* **Aim of the task**
Transcribe the listing exactly, leaving out every picture.

* **Stored data**
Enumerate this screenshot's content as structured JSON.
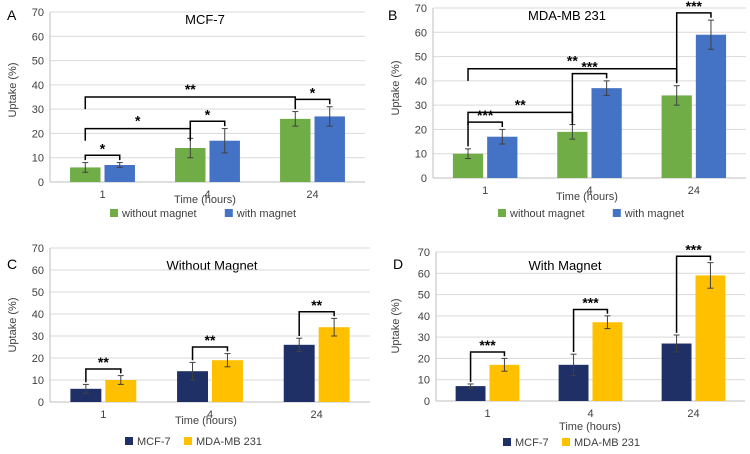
{
  "colors": {
    "green": "#70ad47",
    "blue": "#4472c4",
    "navy": "#1f3066",
    "gold": "#ffc000",
    "grid": "#d9d9d9",
    "axis": "#bfbfbf"
  },
  "chart_data": [
    {
      "panel": "A",
      "type": "bar",
      "title": "MCF-7",
      "xlabel": "Time (hours)",
      "ylabel": "Uptake (%)",
      "ylim": [
        0,
        70
      ],
      "yticks": [
        0,
        10,
        20,
        30,
        40,
        50,
        60,
        70
      ],
      "grid": true,
      "legend": "bottom",
      "categories": [
        "1",
        "4",
        "24"
      ],
      "series": [
        {
          "name": "without magnet",
          "color": "#70ad47",
          "values": [
            6,
            14,
            26
          ],
          "errors": [
            2,
            4,
            3
          ]
        },
        {
          "name": "with magnet",
          "color": "#4472c4",
          "values": [
            7,
            17,
            27
          ],
          "errors": [
            1,
            5,
            4
          ]
        }
      ],
      "annotations": [
        {
          "label": "*",
          "type": "pair",
          "category": 0
        },
        {
          "label": "*",
          "type": "pair",
          "category": 1
        },
        {
          "label": "*",
          "type": "pair",
          "category": 2
        },
        {
          "label": "*",
          "type": "span",
          "from": 0,
          "to": 1,
          "level": 22
        },
        {
          "label": "**",
          "type": "span",
          "from": 0,
          "to": 2,
          "level": 35
        }
      ]
    },
    {
      "panel": "B",
      "type": "bar",
      "title": "MDA-MB 231",
      "xlabel": "Time (hours)",
      "ylabel": "Uptake (%)",
      "ylim": [
        0,
        70
      ],
      "yticks": [
        0,
        10,
        20,
        30,
        40,
        50,
        60,
        70
      ],
      "grid": true,
      "legend": "bottom",
      "categories": [
        "1",
        "4",
        "24"
      ],
      "series": [
        {
          "name": "without magnet",
          "color": "#70ad47",
          "values": [
            10,
            19,
            34
          ],
          "errors": [
            2,
            3,
            4
          ]
        },
        {
          "name": "with magnet",
          "color": "#4472c4",
          "values": [
            17,
            37,
            59
          ],
          "errors": [
            3,
            3,
            6
          ]
        }
      ],
      "annotations": [
        {
          "label": "***",
          "type": "pair",
          "category": 0
        },
        {
          "label": "***",
          "type": "pair",
          "category": 1
        },
        {
          "label": "***",
          "type": "pair",
          "category": 2
        },
        {
          "label": "**",
          "type": "span",
          "from": 0,
          "to": 1,
          "level": 27
        },
        {
          "label": "**",
          "type": "span",
          "from": 0,
          "to": 2,
          "level": 45
        }
      ]
    },
    {
      "panel": "C",
      "type": "bar",
      "title": "Without Magnet",
      "xlabel": "Time (hours)",
      "ylabel": "Uptake (%)",
      "ylim": [
        0,
        70
      ],
      "yticks": [
        0,
        10,
        20,
        30,
        40,
        50,
        60,
        70
      ],
      "grid": true,
      "legend": "bottom",
      "categories": [
        "1",
        "4",
        "24"
      ],
      "series": [
        {
          "name": "MCF-7",
          "color": "#1f3066",
          "values": [
            6,
            14,
            26
          ],
          "errors": [
            2,
            4,
            3
          ]
        },
        {
          "name": "MDA-MB 231",
          "color": "#ffc000",
          "values": [
            10,
            19,
            34
          ],
          "errors": [
            2,
            3,
            4
          ]
        }
      ],
      "annotations": [
        {
          "label": "**",
          "type": "pair",
          "category": 0
        },
        {
          "label": "**",
          "type": "pair",
          "category": 1
        },
        {
          "label": "**",
          "type": "pair",
          "category": 2
        }
      ]
    },
    {
      "panel": "D",
      "type": "bar",
      "title": "With Magnet",
      "xlabel": "Time (hours)",
      "ylabel": "Uptake (%)",
      "ylim": [
        0,
        70
      ],
      "yticks": [
        0,
        10,
        20,
        30,
        40,
        50,
        60,
        70
      ],
      "grid": true,
      "legend": "bottom",
      "categories": [
        "1",
        "4",
        "24"
      ],
      "series": [
        {
          "name": "MCF-7",
          "color": "#1f3066",
          "values": [
            7,
            17,
            27
          ],
          "errors": [
            1,
            5,
            4
          ]
        },
        {
          "name": "MDA-MB 231",
          "color": "#ffc000",
          "values": [
            17,
            37,
            59
          ],
          "errors": [
            3,
            3,
            6
          ]
        }
      ],
      "annotations": [
        {
          "label": "***",
          "type": "pair",
          "category": 0
        },
        {
          "label": "***",
          "type": "pair",
          "category": 1
        },
        {
          "label": "***",
          "type": "pair",
          "category": 2
        }
      ]
    }
  ]
}
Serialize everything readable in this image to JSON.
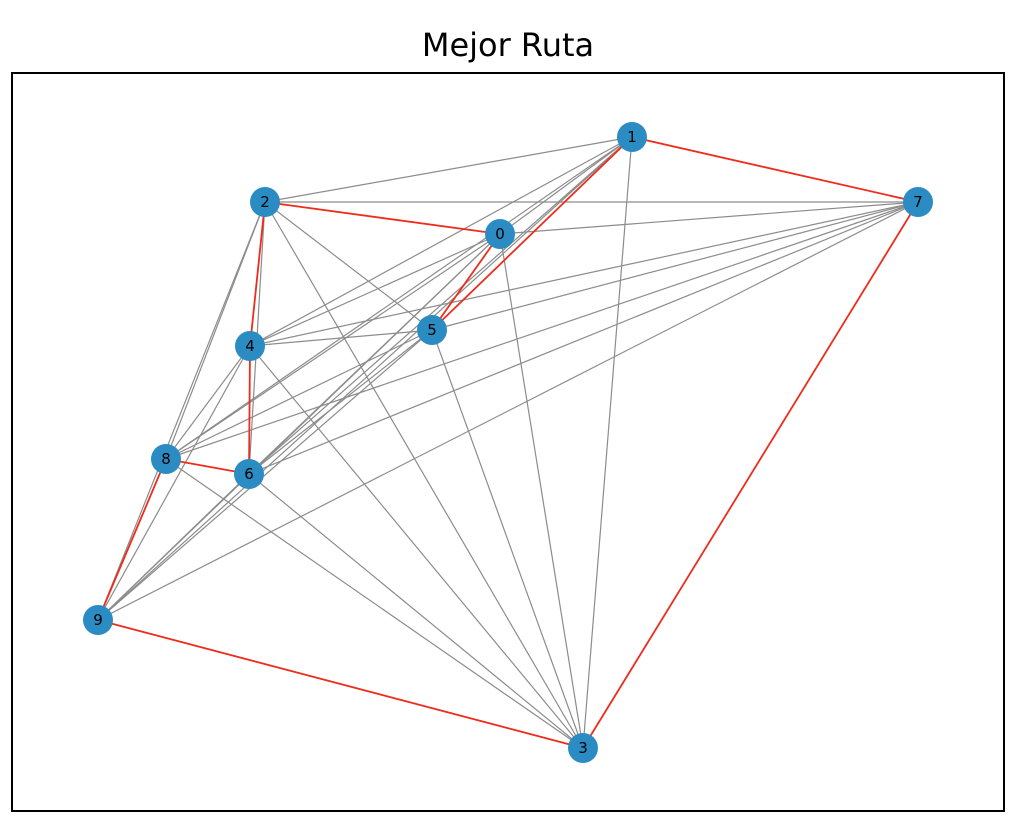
{
  "title": "Mejor Ruta",
  "colors": {
    "node": "#2b8cc4",
    "edge": "#8c8c8c",
    "route": "#ee2c1c",
    "frame": "#000000",
    "background": "#ffffff"
  },
  "graph": {
    "nodes": [
      "0",
      "1",
      "2",
      "3",
      "4",
      "5",
      "6",
      "7",
      "8",
      "9"
    ],
    "complete_graph": true,
    "best_route": [
      "1",
      "7",
      "3",
      "9",
      "8",
      "6",
      "4",
      "2",
      "0",
      "5",
      "1"
    ]
  }
}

* **Task result**
Enumerate this screenshot's content as structured JSON.
{
  "colors": {
    "green": "#70ad47",
    "blue": "#4472c4",
    "navy": "#1f3066",
    "gold": "#ffc000",
    "grid": "#d9d9d9",
    "axis": "#bfbfbf"
  },
  "chart_data": [
    {
      "panel": "A",
      "type": "bar",
      "title": "MCF-7",
      "xlabel": "Time (hours)",
      "ylabel": "Uptake (%)",
      "ylim": [
        0,
        70
      ],
      "yticks": [
        0,
        10,
        20,
        30,
        40,
        50,
        60,
        70
      ],
      "grid": true,
      "legend": "bottom",
      "categories": [
        "1",
        "4",
        "24"
      ],
      "series": [
        {
          "name": "without magnet",
          "color": "#70ad47",
          "values": [
            6,
            14,
            26
          ],
          "errors": [
            2,
            4,
            3
          ]
        },
        {
          "name": "with magnet",
          "color": "#4472c4",
          "values": [
            7,
            17,
            27
          ],
          "errors": [
            1,
            5,
            4
          ]
        }
      ],
      "annotations": [
        {
          "label": "*",
          "type": "pair",
          "category": 0
        },
        {
          "label": "*",
          "type": "pair",
          "category": 1
        },
        {
          "label": "*",
          "type": "pair",
          "category": 2
        },
        {
          "label": "*",
          "type": "span",
          "from": 0,
          "to": 1,
          "level": 22
        },
        {
          "label": "**",
          "type": "span",
          "from": 0,
          "to": 2,
          "level": 35
        }
      ]
    },
    {
      "panel": "B",
      "type": "bar",
      "title": "MDA-MB 231",
      "xlabel": "Time (hours)",
      "ylabel": "Uptake (%)",
      "ylim": [
        0,
        70
      ],
      "yticks": [
        0,
        10,
        20,
        30,
        40,
        50,
        60,
        70
      ],
      "grid": true,
      "legend": "bottom",
      "categories": [
        "1",
        "4",
        "24"
      ],
      "series": [
        {
          "name": "without magnet",
          "color": "#70ad47",
          "values": [
            10,
            19,
            34
          ],
          "errors": [
            2,
            3,
            4
          ]
        },
        {
          "name": "with magnet",
          "color": "#4472c4",
          "values": [
            17,
            37,
            59
          ],
          "errors": [
            3,
            3,
            6
          ]
        }
      ],
      "annotations": [
        {
          "label": "***",
          "type": "pair",
          "category": 0
        },
        {
          "label": "***",
          "type": "pair",
          "category": 1
        },
        {
          "label": "***",
          "type": "pair",
          "category": 2
        },
        {
          "label": "**",
          "type": "span",
          "from": 0,
          "to": 1,
          "level": 27
        },
        {
          "label": "**",
          "type": "span",
          "from": 0,
          "to": 2,
          "level": 45
        }
      ]
    },
    {
      "panel": "C",
      "type": "bar",
      "title": "Without Magnet",
      "xlabel": "Time (hours)",
      "ylabel": "Uptake (%)",
      "ylim": [
        0,
        70
      ],
      "yticks": [
        0,
        10,
        20,
        30,
        40,
        50,
        60,
        70
      ],
      "grid": true,
      "legend": "bottom",
      "categories": [
        "1",
        "4",
        "24"
      ],
      "series": [
        {
          "name": "MCF-7",
          "color": "#1f3066",
          "values": [
            6,
            14,
            26
          ],
          "errors": [
            2,
            4,
            3
          ]
        },
        {
          "name": "MDA-MB 231",
          "color": "#ffc000",
          "values": [
            10,
            19,
            34
          ],
          "errors": [
            2,
            3,
            4
          ]
        }
      ],
      "annotations": [
        {
          "label": "**",
          "type": "pair",
          "category": 0
        },
        {
          "label": "**",
          "type": "pair",
          "category": 1
        },
        {
          "label": "**",
          "type": "pair",
          "category": 2
        }
      ]
    },
    {
      "panel": "D",
      "type": "bar",
      "title": "With Magnet",
      "xlabel": "Time (hours)",
      "ylabel": "Uptake (%)",
      "ylim": [
        0,
        70
      ],
      "yticks": [
        0,
        10,
        20,
        30,
        40,
        50,
        60,
        70
      ],
      "grid": true,
      "legend": "bottom",
      "categories": [
        "1",
        "4",
        "24"
      ],
      "series": [
        {
          "name": "MCF-7",
          "color": "#1f3066",
          "values": [
            7,
            17,
            27
          ],
          "errors": [
            1,
            5,
            4
          ]
        },
        {
          "name": "MDA-MB 231",
          "color": "#ffc000",
          "values": [
            17,
            37,
            59
          ],
          "errors": [
            3,
            3,
            6
          ]
        }
      ],
      "annotations": [
        {
          "label": "***",
          "type": "pair",
          "category": 0
        },
        {
          "label": "***",
          "type": "pair",
          "category": 1
        },
        {
          "label": "***",
          "type": "pair",
          "category": 2
        }
      ]
    }
  ]
}
Serialize everything readable in this image to JSON.
{
  "title": "Mejor Ruta",
  "colors": {
    "node": "#2b8cc4",
    "edge": "#8c8c8c",
    "route": "#ee2c1c",
    "frame": "#000000",
    "background": "#ffffff"
  },
  "graph": {
    "nodes": [
      "0",
      "1",
      "2",
      "3",
      "4",
      "5",
      "6",
      "7",
      "8",
      "9"
    ],
    "complete_graph": true,
    "best_route": [
      "1",
      "7",
      "3",
      "9",
      "8",
      "6",
      "4",
      "2",
      "0",
      "5",
      "1"
    ]
  }
}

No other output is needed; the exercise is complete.